## Your goal
Show every line below that contains the string "icon", copied whole.

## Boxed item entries
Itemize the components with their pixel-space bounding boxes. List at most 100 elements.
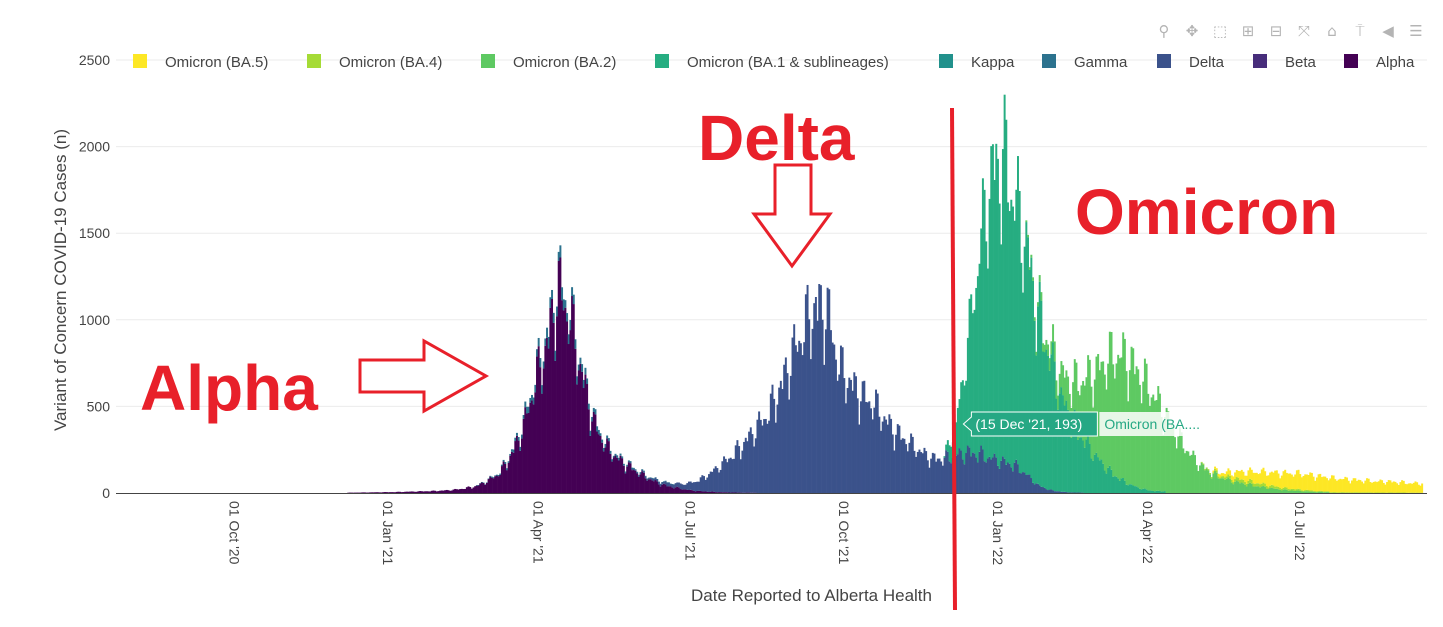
bar-segment[interactable] [614, 455, 617, 493]
bar-segment[interactable] [569, 320, 572, 331]
bar-segment[interactable] [542, 361, 545, 369]
bar-segment[interactable] [1275, 486, 1278, 489]
bar-segment[interactable] [1305, 474, 1308, 490]
bar-segment[interactable] [798, 340, 801, 493]
bar-segment[interactable] [935, 461, 938, 493]
bar-segment[interactable] [672, 484, 675, 485]
bar-segment[interactable] [674, 483, 677, 488]
bar-segment[interactable] [1242, 479, 1245, 484]
bar-segment[interactable] [1052, 490, 1055, 493]
bar-segment[interactable] [1082, 440, 1085, 493]
bar-segment[interactable] [1113, 476, 1116, 493]
bar-segment[interactable] [1254, 486, 1257, 493]
bar-segment[interactable] [1000, 460, 1003, 493]
bar-segment[interactable] [609, 450, 612, 454]
bar-segment[interactable] [1329, 478, 1332, 493]
bar-segment[interactable] [871, 419, 874, 493]
bar-segment[interactable] [853, 372, 856, 493]
bar-segment[interactable] [1006, 202, 1009, 463]
bar-segment[interactable] [1260, 483, 1263, 487]
bar-segment[interactable] [1045, 489, 1048, 493]
bar-segment[interactable] [836, 380, 839, 493]
bar-segment[interactable] [1364, 492, 1367, 493]
bar-segment[interactable] [1210, 477, 1213, 479]
bar-segment[interactable] [851, 390, 854, 493]
hover-compare-icon[interactable]: ☰ [1409, 22, 1423, 40]
bar-segment[interactable] [1095, 452, 1098, 493]
bar-segment[interactable] [1334, 492, 1337, 493]
bar-segment[interactable] [390, 492, 393, 493]
bar-segment[interactable] [728, 458, 731, 493]
bar-segment[interactable] [709, 491, 712, 493]
bar-segment[interactable] [1265, 488, 1268, 493]
bar-segment[interactable] [447, 490, 450, 493]
bar-segment[interactable] [1310, 491, 1313, 493]
bar-segment[interactable] [686, 489, 689, 493]
bar-segment[interactable] [524, 401, 527, 408]
bar-segment[interactable] [933, 453, 936, 493]
bar-segment[interactable] [1065, 492, 1068, 493]
bar-segment[interactable] [1015, 189, 1018, 460]
bar-segment[interactable] [1215, 468, 1218, 471]
bar-segment[interactable] [1189, 455, 1191, 493]
bar-segment[interactable] [774, 422, 777, 493]
bar-segment[interactable] [581, 371, 584, 493]
bar-segment[interactable] [526, 406, 528, 414]
bar-segment[interactable] [579, 357, 582, 364]
bar-segment[interactable] [1127, 485, 1130, 493]
bar-segment[interactable] [693, 490, 695, 493]
bar-segment[interactable] [365, 492, 368, 494]
bar-segment[interactable] [1090, 458, 1093, 493]
bar-segment[interactable] [1344, 492, 1347, 493]
bar-segment[interactable] [721, 492, 724, 493]
bar-segment[interactable] [624, 471, 627, 473]
bar-segment[interactable] [993, 453, 996, 493]
bar-segment[interactable] [701, 475, 704, 492]
bar-segment[interactable] [1307, 491, 1310, 493]
bar-segment[interactable] [505, 470, 508, 493]
bar-segment[interactable] [527, 406, 530, 413]
bar-segment[interactable] [624, 473, 627, 493]
bar-segment[interactable] [846, 388, 849, 493]
bar-segment[interactable] [711, 471, 714, 492]
bar-segment[interactable] [1105, 473, 1108, 493]
bar-segment[interactable] [1250, 483, 1253, 493]
bar-segment[interactable] [1265, 475, 1268, 486]
bar-segment[interactable] [352, 492, 355, 494]
bar-segment[interactable] [1367, 492, 1370, 493]
bar-segment[interactable] [965, 453, 968, 493]
bar-segment[interactable] [1047, 490, 1050, 493]
bar-segment[interactable] [432, 490, 435, 493]
bar-segment[interactable] [1023, 246, 1026, 473]
bar-segment[interactable] [1371, 482, 1374, 493]
bar-segment[interactable] [664, 481, 667, 485]
bar-segment[interactable] [1320, 491, 1323, 493]
bar-segment[interactable] [1008, 463, 1011, 493]
bar-segment[interactable] [1053, 341, 1056, 362]
bar-segment[interactable] [975, 287, 978, 458]
bar-segment[interactable] [1292, 476, 1295, 489]
bar-segment[interactable] [748, 431, 751, 493]
bar-segment[interactable] [1013, 220, 1016, 463]
bar-segment[interactable] [576, 376, 579, 385]
bar-segment[interactable] [1062, 395, 1065, 492]
bar-segment[interactable] [1003, 458, 1006, 493]
bar-segment[interactable] [562, 310, 565, 493]
bar-segment[interactable] [1008, 211, 1011, 464]
bar-segment[interactable] [467, 486, 470, 493]
bar-segment[interactable] [372, 492, 375, 493]
bar-segment[interactable] [1366, 492, 1369, 493]
bar-segment[interactable] [1300, 490, 1303, 492]
bar-segment[interactable] [875, 389, 878, 493]
bar-segment[interactable] [1369, 492, 1372, 493]
bar-segment[interactable] [1419, 485, 1422, 493]
bar-segment[interactable] [415, 491, 418, 493]
bar-segment[interactable] [761, 425, 764, 493]
bar-segment[interactable] [908, 442, 911, 493]
bar-segment[interactable] [703, 476, 705, 492]
bar-segment[interactable] [1240, 469, 1243, 480]
bar-segment[interactable] [751, 434, 754, 493]
bar-segment[interactable] [631, 469, 634, 471]
bar-segment[interactable] [1058, 491, 1061, 493]
bar-segment[interactable] [828, 289, 831, 493]
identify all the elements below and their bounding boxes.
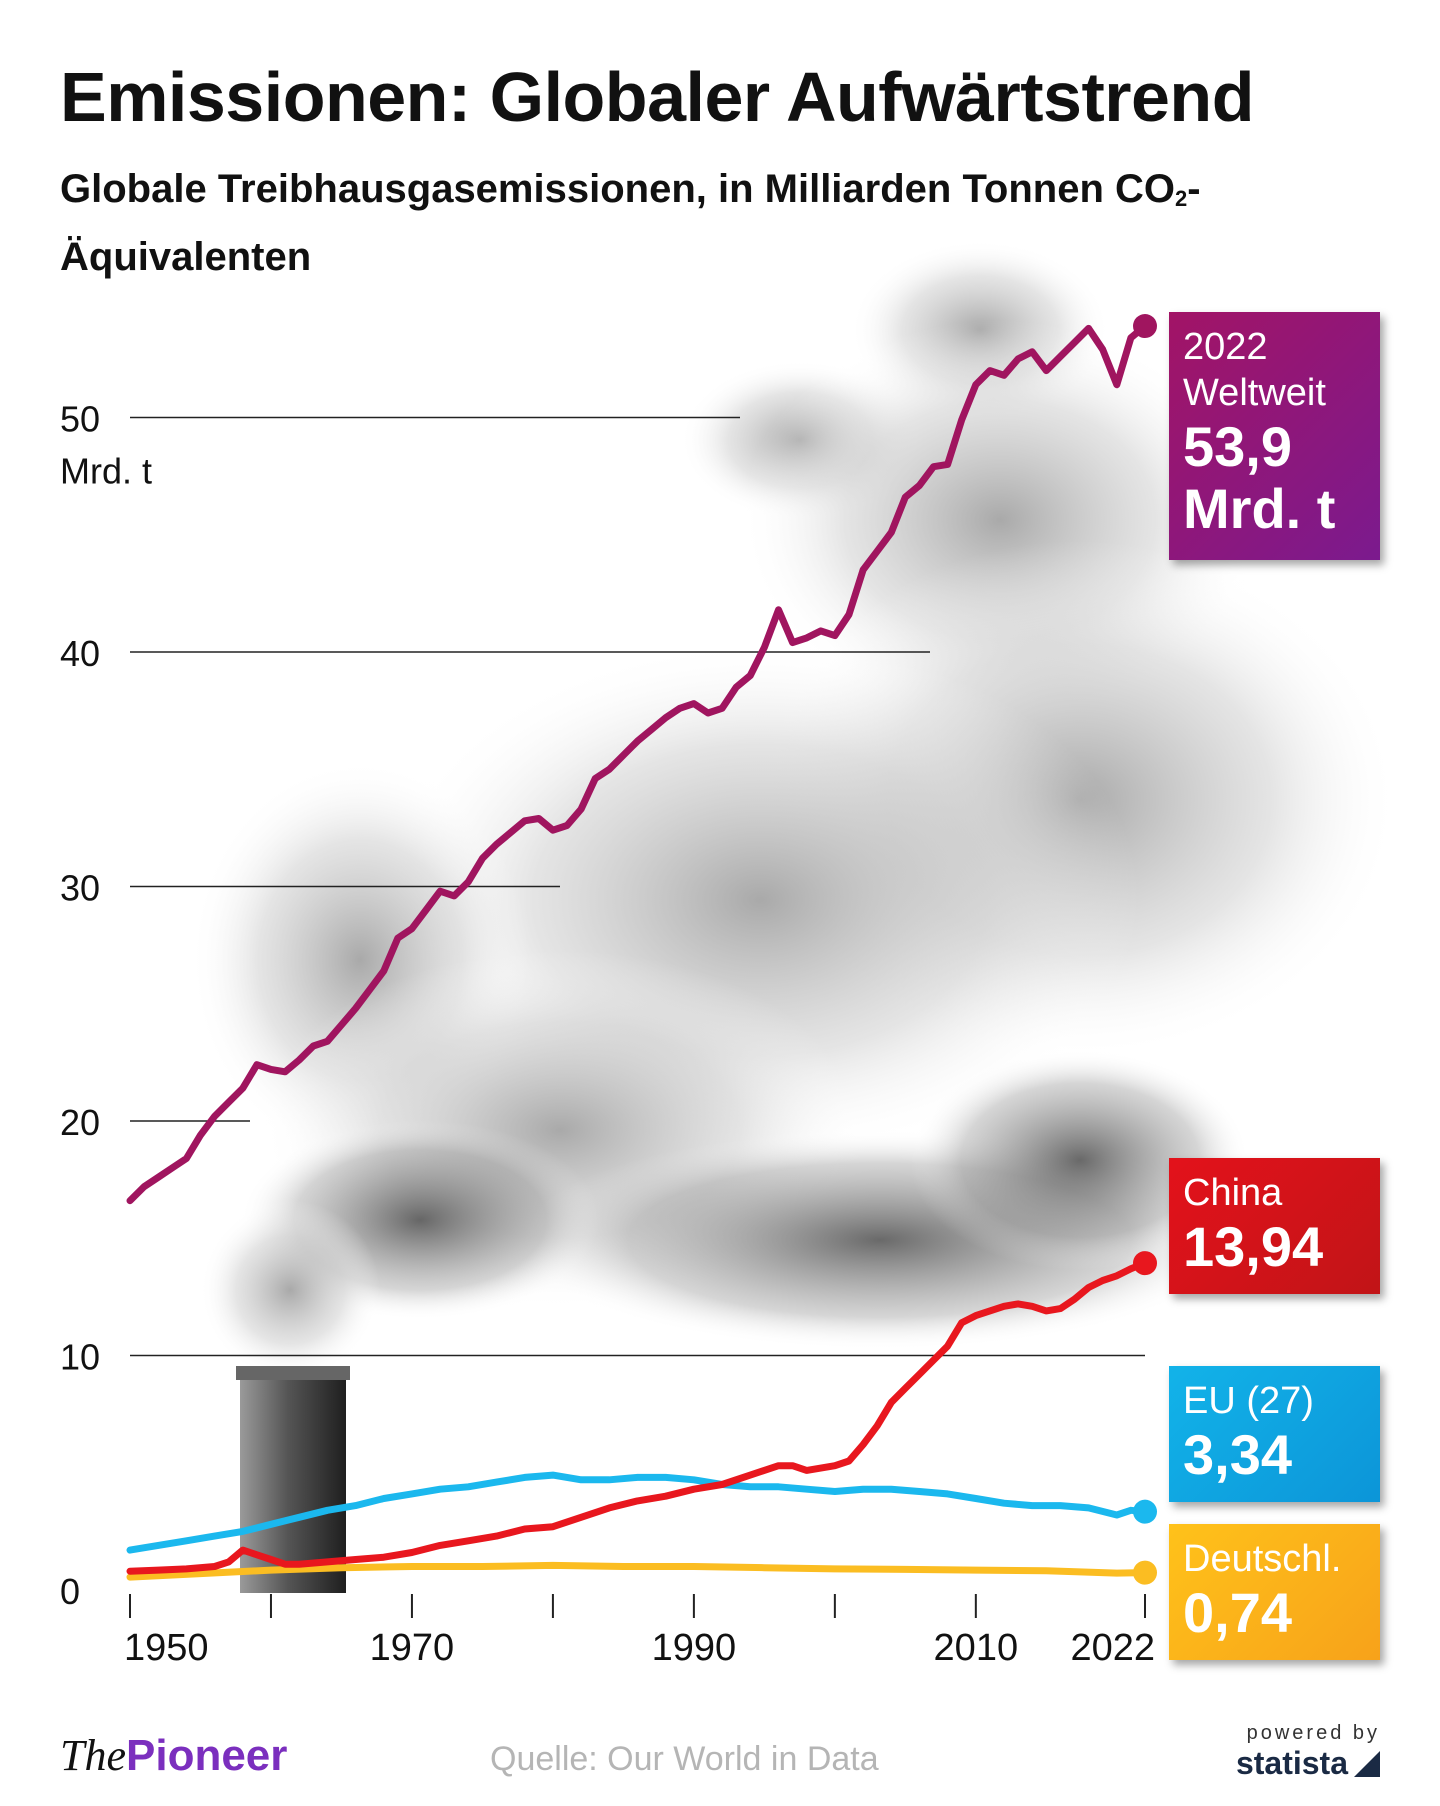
subtitle-text: Globale Treibhausgasemissionen, in Milli… [60,167,1176,211]
x-tick-label-2022: 2022 [1070,1627,1155,1669]
y-tick-label-40: 40 [60,633,100,674]
callout-china-value: 13,94 [1183,1215,1324,1278]
x-tick-label-1990: 1990 [652,1627,737,1669]
subtitle-text-end: -Äquivalenten [60,167,1201,279]
the-pioneer-logo: ThePioneer [60,1734,287,1778]
series-line-deutschl [126,1561,1149,1581]
callout-weltweit-value: 53,9 [1183,415,1292,478]
series-line-weltweit [126,322,1149,1205]
callout-eu-value: 3,34 [1183,1423,1292,1486]
logo-pioneer: Pioneer [126,1731,288,1780]
series-line-eu-27 [126,1471,1149,1554]
callout-deutschland-value: 0,74 [1183,1581,1292,1644]
source-note: Quelle: Our World in Data [490,1740,879,1778]
callout-deutschland-label: Deutschl. [1183,1538,1342,1580]
y-unit-label: Mrd. t [60,451,152,492]
y-tick-label-50: 50 [60,399,100,440]
statista-logo: powered by statista [1220,1722,1380,1782]
statista-icon [1354,1751,1380,1777]
series-endpoint-deutschl [1133,1560,1157,1585]
callout-weltweit: 2022 Weltweit 53,9 Mrd. t [1169,312,1380,560]
callout-eu: EU (27) 3,34 [1169,1366,1380,1502]
callout-china: China 13,94 [1169,1158,1380,1294]
callout-weltweit-unit: Mrd. t [1183,477,1336,540]
powered-by-text: powered by [1246,1722,1380,1744]
smoke-background-illustration [190,240,1400,1380]
x-tick-label-1970: 1970 [370,1627,455,1669]
y-tick-label-10: 10 [60,1337,100,1378]
y-tick-label-0: 0 [60,1571,80,1612]
y-tick-label-20: 20 [60,1102,100,1143]
series-endpoint-china [1133,1251,1157,1276]
series-endpoint-weltweit [1133,314,1157,339]
statista-wordmark: statista [1235,1745,1348,1781]
x-tick-label-1950: 1950 [124,1627,209,1669]
series-line-china [126,1259,1149,1575]
callout-china-label: China [1183,1172,1283,1214]
callout-deutschland: Deutschl. 0,74 [1169,1524,1380,1660]
callout-weltweit-label: Weltweit [1183,372,1326,414]
subtitle-subscript: 2 [1175,186,1188,211]
y-tick-label-30: 30 [60,868,100,909]
x-tick-label-2010: 2010 [934,1627,1019,1669]
chart-subtitle: Globale Treibhausgasemissionen, in Milli… [60,160,1380,286]
callout-weltweit-year: 2022 [1183,326,1268,368]
chart-title: Emissionen: Globaler Aufwärtstrend [60,58,1254,136]
series-endpoint-eu-27 [1133,1499,1157,1524]
logo-the: The [60,1731,126,1780]
callout-eu-label: EU (27) [1183,1380,1314,1422]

## Response to this exercise
hover-compare-icon[interactable]: ☰ [1409, 22, 1423, 40]
statista-icon [1354,1751,1380,1777]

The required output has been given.